**Your objective:** Select lines where the word "this" appears.

**Data items:**
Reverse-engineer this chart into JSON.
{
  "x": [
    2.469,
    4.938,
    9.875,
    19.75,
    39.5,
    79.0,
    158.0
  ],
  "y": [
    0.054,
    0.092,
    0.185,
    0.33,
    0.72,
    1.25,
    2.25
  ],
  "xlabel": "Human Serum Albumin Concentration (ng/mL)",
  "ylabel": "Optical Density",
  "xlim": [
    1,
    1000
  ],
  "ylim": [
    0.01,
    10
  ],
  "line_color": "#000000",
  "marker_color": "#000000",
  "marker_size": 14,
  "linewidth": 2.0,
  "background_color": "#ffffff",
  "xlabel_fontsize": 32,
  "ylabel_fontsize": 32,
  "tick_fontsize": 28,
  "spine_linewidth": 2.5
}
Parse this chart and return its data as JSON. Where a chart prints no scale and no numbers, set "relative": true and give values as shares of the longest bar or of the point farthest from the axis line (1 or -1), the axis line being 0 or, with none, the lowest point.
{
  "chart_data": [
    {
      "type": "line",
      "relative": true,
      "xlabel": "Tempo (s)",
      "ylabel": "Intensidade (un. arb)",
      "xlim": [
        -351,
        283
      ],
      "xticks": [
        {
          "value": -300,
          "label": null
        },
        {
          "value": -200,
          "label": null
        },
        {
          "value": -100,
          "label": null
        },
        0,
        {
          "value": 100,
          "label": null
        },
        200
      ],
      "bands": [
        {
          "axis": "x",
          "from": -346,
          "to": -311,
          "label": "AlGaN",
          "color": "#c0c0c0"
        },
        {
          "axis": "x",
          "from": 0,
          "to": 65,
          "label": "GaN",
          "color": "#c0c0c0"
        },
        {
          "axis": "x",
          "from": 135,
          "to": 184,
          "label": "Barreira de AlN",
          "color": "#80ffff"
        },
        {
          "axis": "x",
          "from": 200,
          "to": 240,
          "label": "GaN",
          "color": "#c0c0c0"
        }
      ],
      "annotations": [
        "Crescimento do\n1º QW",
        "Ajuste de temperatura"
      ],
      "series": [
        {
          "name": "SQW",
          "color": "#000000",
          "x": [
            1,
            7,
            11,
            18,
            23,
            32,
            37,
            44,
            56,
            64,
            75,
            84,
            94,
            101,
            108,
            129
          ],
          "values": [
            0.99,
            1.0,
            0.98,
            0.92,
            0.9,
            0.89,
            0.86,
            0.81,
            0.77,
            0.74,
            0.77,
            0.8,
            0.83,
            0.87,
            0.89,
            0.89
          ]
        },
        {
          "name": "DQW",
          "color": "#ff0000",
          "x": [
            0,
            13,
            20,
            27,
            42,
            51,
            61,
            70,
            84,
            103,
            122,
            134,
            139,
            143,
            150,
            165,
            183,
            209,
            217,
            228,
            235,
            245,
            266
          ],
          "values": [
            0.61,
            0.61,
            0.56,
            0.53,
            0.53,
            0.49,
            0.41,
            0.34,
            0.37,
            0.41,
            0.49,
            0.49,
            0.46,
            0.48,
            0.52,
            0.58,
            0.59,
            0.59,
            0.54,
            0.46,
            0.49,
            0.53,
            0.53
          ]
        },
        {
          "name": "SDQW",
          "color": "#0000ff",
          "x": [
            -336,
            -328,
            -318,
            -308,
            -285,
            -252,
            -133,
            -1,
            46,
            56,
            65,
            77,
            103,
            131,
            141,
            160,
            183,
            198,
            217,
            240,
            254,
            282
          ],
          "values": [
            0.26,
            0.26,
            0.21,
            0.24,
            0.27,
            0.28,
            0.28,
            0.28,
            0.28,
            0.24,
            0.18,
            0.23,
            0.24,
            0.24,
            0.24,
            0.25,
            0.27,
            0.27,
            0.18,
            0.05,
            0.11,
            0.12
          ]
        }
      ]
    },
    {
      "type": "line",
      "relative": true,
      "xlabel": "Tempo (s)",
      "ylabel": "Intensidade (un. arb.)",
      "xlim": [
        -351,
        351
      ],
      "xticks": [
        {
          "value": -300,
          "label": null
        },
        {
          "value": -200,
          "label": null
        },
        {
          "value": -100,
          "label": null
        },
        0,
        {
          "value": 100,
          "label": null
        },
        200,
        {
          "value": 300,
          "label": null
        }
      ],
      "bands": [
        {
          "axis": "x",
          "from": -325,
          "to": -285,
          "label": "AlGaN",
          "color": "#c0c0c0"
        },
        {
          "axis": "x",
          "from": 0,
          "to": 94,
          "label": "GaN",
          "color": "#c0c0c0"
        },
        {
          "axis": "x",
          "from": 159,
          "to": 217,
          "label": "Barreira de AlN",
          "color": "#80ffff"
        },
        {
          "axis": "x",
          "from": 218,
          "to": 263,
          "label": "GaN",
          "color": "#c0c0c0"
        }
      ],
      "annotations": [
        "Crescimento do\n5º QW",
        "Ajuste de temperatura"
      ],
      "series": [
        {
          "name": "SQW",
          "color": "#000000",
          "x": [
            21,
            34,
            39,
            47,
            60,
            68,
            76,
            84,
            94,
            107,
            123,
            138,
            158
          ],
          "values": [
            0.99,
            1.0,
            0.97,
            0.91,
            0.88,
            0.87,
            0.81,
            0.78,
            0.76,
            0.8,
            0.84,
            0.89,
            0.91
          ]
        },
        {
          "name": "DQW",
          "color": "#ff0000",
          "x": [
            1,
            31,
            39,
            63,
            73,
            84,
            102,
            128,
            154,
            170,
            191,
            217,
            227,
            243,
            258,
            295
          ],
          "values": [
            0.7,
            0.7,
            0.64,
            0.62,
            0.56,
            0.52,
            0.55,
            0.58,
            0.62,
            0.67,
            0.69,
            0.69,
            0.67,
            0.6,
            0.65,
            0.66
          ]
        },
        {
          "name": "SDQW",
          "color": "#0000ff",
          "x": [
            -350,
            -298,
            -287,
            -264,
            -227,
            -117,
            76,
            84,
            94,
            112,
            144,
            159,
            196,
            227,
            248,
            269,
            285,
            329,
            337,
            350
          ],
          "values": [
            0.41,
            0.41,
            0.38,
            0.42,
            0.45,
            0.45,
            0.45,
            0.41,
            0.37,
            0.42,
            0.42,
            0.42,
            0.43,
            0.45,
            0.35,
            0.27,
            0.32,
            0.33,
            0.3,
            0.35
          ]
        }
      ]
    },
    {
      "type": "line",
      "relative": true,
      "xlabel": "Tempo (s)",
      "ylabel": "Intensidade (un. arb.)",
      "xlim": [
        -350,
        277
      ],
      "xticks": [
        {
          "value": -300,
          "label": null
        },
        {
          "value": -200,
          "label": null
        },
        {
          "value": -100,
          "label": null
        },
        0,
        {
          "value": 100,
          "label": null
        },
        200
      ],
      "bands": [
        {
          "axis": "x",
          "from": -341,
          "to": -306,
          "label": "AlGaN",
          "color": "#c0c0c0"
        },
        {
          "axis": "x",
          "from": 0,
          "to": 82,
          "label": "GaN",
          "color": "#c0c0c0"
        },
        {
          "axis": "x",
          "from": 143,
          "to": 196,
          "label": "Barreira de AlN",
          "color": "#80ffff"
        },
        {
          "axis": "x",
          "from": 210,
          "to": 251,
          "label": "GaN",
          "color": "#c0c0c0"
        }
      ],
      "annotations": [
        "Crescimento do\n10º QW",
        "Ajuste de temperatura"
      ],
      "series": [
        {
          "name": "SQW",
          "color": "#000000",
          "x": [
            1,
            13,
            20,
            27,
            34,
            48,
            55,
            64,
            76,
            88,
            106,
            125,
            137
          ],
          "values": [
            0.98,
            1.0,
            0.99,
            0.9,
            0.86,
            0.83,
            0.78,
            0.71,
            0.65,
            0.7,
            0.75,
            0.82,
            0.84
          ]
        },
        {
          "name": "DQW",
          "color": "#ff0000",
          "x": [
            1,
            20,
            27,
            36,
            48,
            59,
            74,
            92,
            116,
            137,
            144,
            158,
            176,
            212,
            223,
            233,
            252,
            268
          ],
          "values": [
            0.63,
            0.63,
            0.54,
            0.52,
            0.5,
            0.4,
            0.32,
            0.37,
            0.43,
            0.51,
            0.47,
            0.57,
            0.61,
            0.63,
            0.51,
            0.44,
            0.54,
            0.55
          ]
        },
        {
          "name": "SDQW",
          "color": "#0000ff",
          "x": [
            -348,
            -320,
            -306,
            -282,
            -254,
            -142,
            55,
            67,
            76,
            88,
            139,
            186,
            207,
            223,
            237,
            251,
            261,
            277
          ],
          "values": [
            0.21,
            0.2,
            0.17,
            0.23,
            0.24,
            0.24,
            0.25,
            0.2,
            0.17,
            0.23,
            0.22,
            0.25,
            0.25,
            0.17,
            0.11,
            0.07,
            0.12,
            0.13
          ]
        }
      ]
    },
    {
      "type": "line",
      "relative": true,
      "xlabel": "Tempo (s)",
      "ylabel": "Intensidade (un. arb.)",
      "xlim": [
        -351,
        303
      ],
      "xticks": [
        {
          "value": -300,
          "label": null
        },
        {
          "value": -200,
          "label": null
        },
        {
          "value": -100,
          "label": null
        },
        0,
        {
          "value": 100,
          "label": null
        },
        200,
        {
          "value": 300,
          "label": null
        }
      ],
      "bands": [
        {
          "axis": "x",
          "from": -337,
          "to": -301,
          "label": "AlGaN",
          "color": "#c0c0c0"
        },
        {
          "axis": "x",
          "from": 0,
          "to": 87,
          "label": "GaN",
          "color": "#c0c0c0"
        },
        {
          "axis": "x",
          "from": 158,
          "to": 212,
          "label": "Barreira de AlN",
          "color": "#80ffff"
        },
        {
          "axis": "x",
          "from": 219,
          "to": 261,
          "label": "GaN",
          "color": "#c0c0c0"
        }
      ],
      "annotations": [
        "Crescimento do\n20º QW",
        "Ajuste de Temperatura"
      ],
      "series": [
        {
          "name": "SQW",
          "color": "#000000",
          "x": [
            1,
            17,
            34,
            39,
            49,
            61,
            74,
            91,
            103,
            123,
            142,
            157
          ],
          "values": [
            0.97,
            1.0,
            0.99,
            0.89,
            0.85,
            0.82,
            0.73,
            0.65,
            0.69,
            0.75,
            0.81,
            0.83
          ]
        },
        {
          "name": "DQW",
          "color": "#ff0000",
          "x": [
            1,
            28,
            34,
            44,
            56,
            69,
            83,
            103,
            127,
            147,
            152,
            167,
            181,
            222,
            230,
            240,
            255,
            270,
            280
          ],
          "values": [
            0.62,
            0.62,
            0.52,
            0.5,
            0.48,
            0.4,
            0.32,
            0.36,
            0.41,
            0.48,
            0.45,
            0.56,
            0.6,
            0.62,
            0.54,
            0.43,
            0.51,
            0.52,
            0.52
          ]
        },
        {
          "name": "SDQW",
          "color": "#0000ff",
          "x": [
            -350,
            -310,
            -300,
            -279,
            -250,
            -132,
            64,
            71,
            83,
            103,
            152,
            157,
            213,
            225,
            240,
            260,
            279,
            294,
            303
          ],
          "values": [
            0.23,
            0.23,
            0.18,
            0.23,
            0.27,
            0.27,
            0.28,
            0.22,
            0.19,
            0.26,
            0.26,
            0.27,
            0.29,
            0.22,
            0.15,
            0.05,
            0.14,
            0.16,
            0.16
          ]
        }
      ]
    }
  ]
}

**Output of the task:**
Reverse-engineer this chart into JSON.
Parse this chart and return its data as JSON. Where a chart prints no scale and no numbers, set "relative": true and give values as shares of the longest bar or of the point farthest from the axis line (1 or -1), the axis line being 0 or, with none, the lowest point.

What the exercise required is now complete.